* **What to do**
Make an exact copy of the entries below.

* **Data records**
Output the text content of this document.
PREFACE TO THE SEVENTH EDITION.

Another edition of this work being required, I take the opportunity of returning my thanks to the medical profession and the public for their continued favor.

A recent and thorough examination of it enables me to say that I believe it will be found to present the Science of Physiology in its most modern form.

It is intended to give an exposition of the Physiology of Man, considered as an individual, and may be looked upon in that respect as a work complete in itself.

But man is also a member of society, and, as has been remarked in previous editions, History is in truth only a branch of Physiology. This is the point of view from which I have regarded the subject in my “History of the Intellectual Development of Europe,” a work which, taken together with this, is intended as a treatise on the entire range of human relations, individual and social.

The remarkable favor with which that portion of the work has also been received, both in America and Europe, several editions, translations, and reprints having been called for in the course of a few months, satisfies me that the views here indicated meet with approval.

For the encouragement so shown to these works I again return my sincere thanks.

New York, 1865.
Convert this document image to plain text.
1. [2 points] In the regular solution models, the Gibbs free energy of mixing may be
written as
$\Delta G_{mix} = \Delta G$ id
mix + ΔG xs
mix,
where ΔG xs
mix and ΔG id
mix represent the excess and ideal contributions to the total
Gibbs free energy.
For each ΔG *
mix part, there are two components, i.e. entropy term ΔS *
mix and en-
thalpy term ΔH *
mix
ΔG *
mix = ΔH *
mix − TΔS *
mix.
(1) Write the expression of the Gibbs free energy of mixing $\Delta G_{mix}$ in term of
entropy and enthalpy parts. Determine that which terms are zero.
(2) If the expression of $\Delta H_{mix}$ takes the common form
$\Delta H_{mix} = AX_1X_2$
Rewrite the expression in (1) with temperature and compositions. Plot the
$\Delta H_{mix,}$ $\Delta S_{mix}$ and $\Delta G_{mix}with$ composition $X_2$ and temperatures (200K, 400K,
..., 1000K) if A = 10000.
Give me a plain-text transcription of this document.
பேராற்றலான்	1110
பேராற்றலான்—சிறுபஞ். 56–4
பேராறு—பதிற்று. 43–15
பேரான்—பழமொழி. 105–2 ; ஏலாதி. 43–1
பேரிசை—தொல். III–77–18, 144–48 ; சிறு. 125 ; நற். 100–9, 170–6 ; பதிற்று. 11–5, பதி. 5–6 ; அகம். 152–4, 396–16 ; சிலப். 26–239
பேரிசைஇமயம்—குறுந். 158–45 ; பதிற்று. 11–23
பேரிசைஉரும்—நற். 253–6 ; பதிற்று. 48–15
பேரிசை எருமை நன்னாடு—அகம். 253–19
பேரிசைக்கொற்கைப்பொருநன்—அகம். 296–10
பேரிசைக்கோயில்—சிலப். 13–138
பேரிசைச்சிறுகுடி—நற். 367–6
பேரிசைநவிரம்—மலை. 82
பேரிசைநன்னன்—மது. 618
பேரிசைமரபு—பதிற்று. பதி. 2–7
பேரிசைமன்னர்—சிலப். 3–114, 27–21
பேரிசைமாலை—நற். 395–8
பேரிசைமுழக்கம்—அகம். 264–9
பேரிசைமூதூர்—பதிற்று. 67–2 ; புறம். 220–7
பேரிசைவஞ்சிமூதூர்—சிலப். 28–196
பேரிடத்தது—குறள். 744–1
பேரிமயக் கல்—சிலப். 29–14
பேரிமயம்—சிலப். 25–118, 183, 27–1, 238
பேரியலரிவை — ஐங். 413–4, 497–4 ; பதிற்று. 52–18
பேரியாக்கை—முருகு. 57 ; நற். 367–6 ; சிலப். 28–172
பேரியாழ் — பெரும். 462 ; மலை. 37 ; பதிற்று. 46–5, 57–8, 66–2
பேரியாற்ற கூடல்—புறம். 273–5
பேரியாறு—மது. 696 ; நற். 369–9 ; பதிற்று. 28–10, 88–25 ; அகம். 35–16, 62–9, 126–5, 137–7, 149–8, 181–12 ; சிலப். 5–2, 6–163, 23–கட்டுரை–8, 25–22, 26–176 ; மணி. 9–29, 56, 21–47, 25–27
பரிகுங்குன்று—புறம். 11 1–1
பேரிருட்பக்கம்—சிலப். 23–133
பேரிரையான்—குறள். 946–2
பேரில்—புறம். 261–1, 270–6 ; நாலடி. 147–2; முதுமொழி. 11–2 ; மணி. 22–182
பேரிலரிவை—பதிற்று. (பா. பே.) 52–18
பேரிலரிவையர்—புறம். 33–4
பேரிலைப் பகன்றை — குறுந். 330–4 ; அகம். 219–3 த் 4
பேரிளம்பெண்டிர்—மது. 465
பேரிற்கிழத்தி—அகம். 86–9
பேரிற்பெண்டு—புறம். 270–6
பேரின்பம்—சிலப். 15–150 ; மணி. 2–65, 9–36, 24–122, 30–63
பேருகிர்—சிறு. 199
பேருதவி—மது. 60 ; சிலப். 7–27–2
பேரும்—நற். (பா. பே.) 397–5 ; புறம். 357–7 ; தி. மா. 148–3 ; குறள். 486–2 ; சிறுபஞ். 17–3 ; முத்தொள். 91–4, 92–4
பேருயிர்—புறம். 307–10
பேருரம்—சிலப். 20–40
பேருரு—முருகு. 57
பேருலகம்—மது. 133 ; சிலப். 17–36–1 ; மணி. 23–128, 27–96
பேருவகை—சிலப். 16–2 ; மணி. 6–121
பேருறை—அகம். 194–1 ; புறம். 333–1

* **Exercise answer**
Output the text content of this document.
PREFACE TO THE SEVENTH EDITION.

Another edition of this work being required, I take the opportunity of returning my thanks to the medical profession and the public for their continued favor.

A recent and thorough examination of it enables me to say that I believe it will be found to present the Science of Physiology in its most modern form.

It is intended to give an exposition of the Physiology of Man, considered as an individual, and may be looked upon in that respect as a work complete in itself.

But man is also a member of society, and, as has been remarked in previous editions, History is in truth only a branch of Physiology. This is the point of view from which I have regarded the subject in my “History of the Intellectual Development of Europe,” a work which, taken together with this, is intended as a treatise on the entire range of human relations, individual and social.

The remarkable favor with which that portion of the work has also been received, both in America and Europe, several editions, translations, and reprints having been called for in the course of a few months, satisfies me that the views here indicated meet with approval.

For the encouragement so shown to these works I again return my sincere thanks.

New York, 1865.
Convert this document image to plain text.
1. [2 points] In the regular solution models, the Gibbs free energy of mixing may be
written as
$\Delta G_{mix} = \Delta G$ id
mix + ΔG xs
mix,
where ΔG xs
mix and ΔG id
mix represent the excess and ideal contributions to the total
Gibbs free energy.
For each ΔG *
mix part, there are two components, i.e. entropy term ΔS *
mix and en-
thalpy term ΔH *
mix
ΔG *
mix = ΔH *
mix − TΔS *
mix.
(1) Write the expression of the Gibbs free energy of mixing $\Delta G_{mix}$ in term of
entropy and enthalpy parts. Determine that which terms are zero.
(2) If the expression of $\Delta H_{mix}$ takes the common form
$\Delta H_{mix} = AX_1X_2$
Rewrite the expression in (1) with temperature and compositions. Plot the
$\Delta H_{mix,}$ $\Delta S_{mix}$ and $\Delta G_{mix}with$ composition $X_2$ and temperatures (200K, 400K,
..., 1000K) if A = 10000.
Give me a plain-text transcription of this document.
பேராற்றலான்	1110
பேராற்றலான்—சிறுபஞ். 56–4
பேராறு—பதிற்று. 43–15
பேரான்—பழமொழி. 105–2 ; ஏலாதி. 43–1
பேரிசை—தொல். III–77–18, 144–48 ; சிறு. 125 ; நற். 100–9, 170–6 ; பதிற்று. 11–5, பதி. 5–6 ; அகம். 152–4, 396–16 ; சிலப். 26–239
பேரிசைஇமயம்—குறுந். 158–45 ; பதிற்று. 11–23
பேரிசைஉரும்—நற். 253–6 ; பதிற்று. 48–15
பேரிசை எருமை நன்னாடு—அகம். 253–19
பேரிசைக்கொற்கைப்பொருநன்—அகம். 296–10
பேரிசைக்கோயில்—சிலப். 13–138
பேரிசைச்சிறுகுடி—நற். 367–6
பேரிசைநவிரம்—மலை. 82
பேரிசைநன்னன்—மது. 618
பேரிசைமரபு—பதிற்று. பதி. 2–7
பேரிசைமன்னர்—சிலப். 3–114, 27–21
பேரிசைமாலை—நற். 395–8
பேரிசைமுழக்கம்—அகம். 264–9
பேரிசைமூதூர்—பதிற்று. 67–2 ; புறம். 220–7
பேரிசைவஞ்சிமூதூர்—சிலப். 28–196
பேரிடத்தது—குறள். 744–1
பேரிமயக் கல்—சிலப். 29–14
பேரிமயம்—சிலப். 25–118, 183, 27–1, 238
பேரியலரிவை — ஐங். 413–4, 497–4 ; பதிற்று. 52–18
பேரியாக்கை—முருகு. 57 ; நற். 367–6 ; சிலப். 28–172
பேரியாழ் — பெரும். 462 ; மலை. 37 ; பதிற்று. 46–5, 57–8, 66–2
பேரியாற்ற கூடல்—புறம். 273–5
பேரியாறு—மது. 696 ; நற். 369–9 ; பதிற்று. 28–10, 88–25 ; அகம். 35–16, 62–9, 126–5, 137–7, 149–8, 181–12 ; சிலப். 5–2, 6–163, 23–கட்டுரை–8, 25–22, 26–176 ; மணி. 9–29, 56, 21–47, 25–27
பரிகுங்குன்று—புறம். 11 1–1
பேரிருட்பக்கம்—சிலப். 23–133
பேரிரையான்—குறள். 946–2
பேரில்—புறம். 261–1, 270–6 ; நாலடி. 147–2; முதுமொழி. 11–2 ; மணி. 22–182
பேரிலரிவை—பதிற்று. (பா. பே.) 52–18
பேரிலரிவையர்—புறம். 33–4
பேரிலைப் பகன்றை — குறுந். 330–4 ; அகம். 219–3 த் 4
பேரிளம்பெண்டிர்—மது. 465
பேரிற்கிழத்தி—அகம். 86–9
பேரிற்பெண்டு—புறம். 270–6
பேரின்பம்—சிலப். 15–150 ; மணி. 2–65, 9–36, 24–122, 30–63
பேருகிர்—சிறு. 199
பேருதவி—மது. 60 ; சிலப். 7–27–2
பேரும்—நற். (பா. பே.) 397–5 ; புறம். 357–7 ; தி. மா. 148–3 ; குறள். 486–2 ; சிறுபஞ். 17–3 ; முத்தொள். 91–4, 92–4
பேருயிர்—புறம். 307–10
பேருரம்—சிலப். 20–40
பேருரு—முருகு. 57
பேருலகம்—மது. 133 ; சிலப். 17–36–1 ; மணி. 23–128, 27–96
பேருவகை—சிலப். 16–2 ; மணி. 6–121
பேருறை—அகம். 194–1 ; புறம். 333–1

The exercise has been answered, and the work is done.